[Begin EXCERPT TO READ]

Maximum likelihood estimation in SAS/IML


A popular use of SAS/IML software is to optimize functions of several variables. One statistical application of optimization is estimating parameters that optimize the maximum likelihood function. This post gives a simple example for maximum likelihood estimation (MLE): fitting a parametric density estimate to data.

Which density curve fits the data?

If you plot a histogram for the SepalWidth variable in the famous Fisher's iris data, the data look normally distributed. The normal distribution has two parameters: μ is the mean and σ is the standard deviation. For each possible choice of (μ, σ), you can ask the question, "If the true population is N(μ, σ), how likely is it that I would get the SepalWidth sample?" Maximum likelihood estimation is a technique that enables you to estimate the "most likely" parameters. This is commonly referred to as fitting a parametric density estimate to data.

[End EXCERPT TO READ]
[Begin RECORDS SHOWN]

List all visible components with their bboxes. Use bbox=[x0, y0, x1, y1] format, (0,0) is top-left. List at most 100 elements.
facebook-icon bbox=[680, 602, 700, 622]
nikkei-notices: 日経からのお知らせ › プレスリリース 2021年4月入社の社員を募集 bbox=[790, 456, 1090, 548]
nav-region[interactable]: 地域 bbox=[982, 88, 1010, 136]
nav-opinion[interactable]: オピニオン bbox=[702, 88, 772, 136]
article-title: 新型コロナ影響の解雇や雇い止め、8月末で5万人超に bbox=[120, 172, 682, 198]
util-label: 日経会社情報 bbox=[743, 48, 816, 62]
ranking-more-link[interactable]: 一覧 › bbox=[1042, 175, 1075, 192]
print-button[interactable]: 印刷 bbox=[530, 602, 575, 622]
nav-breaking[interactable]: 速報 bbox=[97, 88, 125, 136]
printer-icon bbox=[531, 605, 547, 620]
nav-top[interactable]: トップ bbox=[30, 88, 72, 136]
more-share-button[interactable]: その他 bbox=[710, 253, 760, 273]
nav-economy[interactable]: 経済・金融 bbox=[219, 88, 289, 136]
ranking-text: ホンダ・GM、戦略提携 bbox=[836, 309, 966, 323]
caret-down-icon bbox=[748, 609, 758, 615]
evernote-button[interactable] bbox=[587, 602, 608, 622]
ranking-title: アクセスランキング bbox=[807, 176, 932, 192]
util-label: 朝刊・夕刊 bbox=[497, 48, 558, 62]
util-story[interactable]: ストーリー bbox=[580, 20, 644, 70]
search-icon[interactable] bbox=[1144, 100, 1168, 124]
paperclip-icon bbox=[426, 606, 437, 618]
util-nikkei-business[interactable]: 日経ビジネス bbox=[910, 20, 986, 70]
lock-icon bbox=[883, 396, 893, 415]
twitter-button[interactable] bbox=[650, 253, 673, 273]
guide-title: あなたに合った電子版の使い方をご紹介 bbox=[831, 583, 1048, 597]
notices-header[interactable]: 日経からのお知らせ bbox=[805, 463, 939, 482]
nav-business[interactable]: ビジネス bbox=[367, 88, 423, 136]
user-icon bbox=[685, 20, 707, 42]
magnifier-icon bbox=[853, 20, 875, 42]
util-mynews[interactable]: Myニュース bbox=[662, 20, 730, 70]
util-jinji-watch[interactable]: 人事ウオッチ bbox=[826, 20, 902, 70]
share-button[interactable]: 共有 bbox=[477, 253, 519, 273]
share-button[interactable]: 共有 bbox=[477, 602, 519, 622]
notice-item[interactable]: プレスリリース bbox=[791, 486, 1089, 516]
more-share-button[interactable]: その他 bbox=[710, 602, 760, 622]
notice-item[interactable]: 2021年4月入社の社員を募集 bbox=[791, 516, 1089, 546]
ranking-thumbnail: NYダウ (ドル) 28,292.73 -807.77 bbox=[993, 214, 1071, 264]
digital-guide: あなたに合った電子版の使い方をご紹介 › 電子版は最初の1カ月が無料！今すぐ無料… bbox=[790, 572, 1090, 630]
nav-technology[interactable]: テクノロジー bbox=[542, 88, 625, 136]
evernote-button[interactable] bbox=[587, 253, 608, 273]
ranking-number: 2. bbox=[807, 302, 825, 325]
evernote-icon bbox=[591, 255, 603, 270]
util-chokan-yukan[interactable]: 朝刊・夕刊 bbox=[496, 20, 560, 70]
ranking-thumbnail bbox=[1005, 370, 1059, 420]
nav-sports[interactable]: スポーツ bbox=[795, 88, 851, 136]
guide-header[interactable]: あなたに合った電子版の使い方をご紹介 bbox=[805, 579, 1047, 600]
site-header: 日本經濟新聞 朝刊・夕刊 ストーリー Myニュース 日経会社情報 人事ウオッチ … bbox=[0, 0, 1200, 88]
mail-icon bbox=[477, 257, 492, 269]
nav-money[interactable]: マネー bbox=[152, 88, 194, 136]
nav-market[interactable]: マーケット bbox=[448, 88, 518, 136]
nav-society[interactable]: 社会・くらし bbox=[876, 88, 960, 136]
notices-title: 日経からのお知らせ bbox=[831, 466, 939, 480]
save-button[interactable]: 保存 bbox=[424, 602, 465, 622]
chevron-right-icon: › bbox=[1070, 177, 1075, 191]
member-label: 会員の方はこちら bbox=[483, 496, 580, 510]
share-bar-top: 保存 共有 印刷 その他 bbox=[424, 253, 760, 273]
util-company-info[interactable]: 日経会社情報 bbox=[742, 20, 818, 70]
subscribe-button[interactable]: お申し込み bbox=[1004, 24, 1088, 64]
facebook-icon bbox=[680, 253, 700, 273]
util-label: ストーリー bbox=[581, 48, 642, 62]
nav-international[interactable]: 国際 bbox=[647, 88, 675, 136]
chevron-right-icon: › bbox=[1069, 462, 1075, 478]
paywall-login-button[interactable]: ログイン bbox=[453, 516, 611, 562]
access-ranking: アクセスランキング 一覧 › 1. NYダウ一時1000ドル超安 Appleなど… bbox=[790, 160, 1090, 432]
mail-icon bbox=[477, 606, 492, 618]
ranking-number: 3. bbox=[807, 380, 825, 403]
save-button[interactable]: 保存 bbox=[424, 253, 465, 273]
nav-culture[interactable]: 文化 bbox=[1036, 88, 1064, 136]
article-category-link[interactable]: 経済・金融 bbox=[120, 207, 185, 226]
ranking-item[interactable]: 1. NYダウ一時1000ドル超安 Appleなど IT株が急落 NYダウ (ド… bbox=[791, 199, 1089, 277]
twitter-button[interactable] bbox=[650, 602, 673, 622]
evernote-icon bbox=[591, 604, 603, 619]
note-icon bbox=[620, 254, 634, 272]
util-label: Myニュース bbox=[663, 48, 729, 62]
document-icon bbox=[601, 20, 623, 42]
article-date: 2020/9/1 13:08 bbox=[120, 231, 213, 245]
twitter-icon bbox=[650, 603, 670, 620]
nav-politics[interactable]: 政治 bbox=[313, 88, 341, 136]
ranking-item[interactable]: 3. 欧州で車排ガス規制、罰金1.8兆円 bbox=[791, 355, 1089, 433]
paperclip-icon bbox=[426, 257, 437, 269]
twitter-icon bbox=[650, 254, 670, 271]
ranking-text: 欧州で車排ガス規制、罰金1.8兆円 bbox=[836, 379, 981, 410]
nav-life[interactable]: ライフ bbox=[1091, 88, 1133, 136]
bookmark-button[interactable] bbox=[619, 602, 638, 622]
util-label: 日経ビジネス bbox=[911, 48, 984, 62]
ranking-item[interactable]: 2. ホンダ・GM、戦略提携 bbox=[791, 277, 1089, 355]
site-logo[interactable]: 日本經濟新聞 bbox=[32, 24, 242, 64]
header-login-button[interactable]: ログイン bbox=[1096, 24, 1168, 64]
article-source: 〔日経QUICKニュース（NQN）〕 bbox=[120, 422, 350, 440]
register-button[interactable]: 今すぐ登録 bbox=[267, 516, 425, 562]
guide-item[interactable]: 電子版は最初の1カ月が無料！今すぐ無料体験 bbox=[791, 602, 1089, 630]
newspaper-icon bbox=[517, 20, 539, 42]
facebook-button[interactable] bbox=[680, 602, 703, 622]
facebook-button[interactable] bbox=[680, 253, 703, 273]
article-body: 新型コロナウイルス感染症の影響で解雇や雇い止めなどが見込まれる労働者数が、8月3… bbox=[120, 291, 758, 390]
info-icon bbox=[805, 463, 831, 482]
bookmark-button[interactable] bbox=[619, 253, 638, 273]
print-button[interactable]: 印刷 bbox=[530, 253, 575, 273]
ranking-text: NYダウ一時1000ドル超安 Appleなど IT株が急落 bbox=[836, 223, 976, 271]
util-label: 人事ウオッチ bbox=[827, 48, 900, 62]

[End RECORDS SHOWN]

PROBLEMS TO SOLVE ▸
(1) According to the passage on maximum likelihood estimation in SAS/IML, what are the two parameters of the normal distribution?
(2) Write the next part of the passage on maximum likelihood estimation in SAS/IML, picking up after its final sentence.
The material has no connection to the passage on maximum likelihood estimation in SAS/IML.

EXERCISE RESULTS ▸
(1) The normal distribution's two parameters are μ, the mean, and σ, the standard deviation.

(2)
Visually, you can think of overlaying a bunch of normal curves on the histogram and choosing the parameters for the best-fitting curve. For example, the following graph shows four normal curves overlaid on the histogram of the SepalWidth variable:

proc sgplot data=Sashelp.Iris;
histogram SepalWidth;
density SepalWidth / type=normal(mu=35 sigma=5.5);
density SepalWidth / type=normal(mu=32.6 sigma=4.2);
density SepalWidth / type=normal(mu=30.1 sigma=3.8);
density SepalWidth / type=normal(mu=30.5 sigma=4.3);

It is clear that the first curve, N(35, 5.5), does not fit the data as well as the other three. The second curve, N(32.6, 4.2), fits a little better, but mu=32.6 seems too large. The remaining curves fit the data better, but it is hard to determine which is the best fit. If I had to guess, I'd choose the brown curve, N(30.5, 4.3), as the best fit among the four.

The method of maximum likelihood provides an algorithm for choosing the best set of parameters: choose the parameters that maximize the likelihood function for the data. Parameters that maximize the log-likelihood also maximize the likelihood function (because the log function is monotone increasing), and it turns out that the log-likelihood is easier to work with. (For the normal distribution, you can explicitly solve the likelihood equations for the normal distribution. This provides an analytical solution against which to check the numerical solution.)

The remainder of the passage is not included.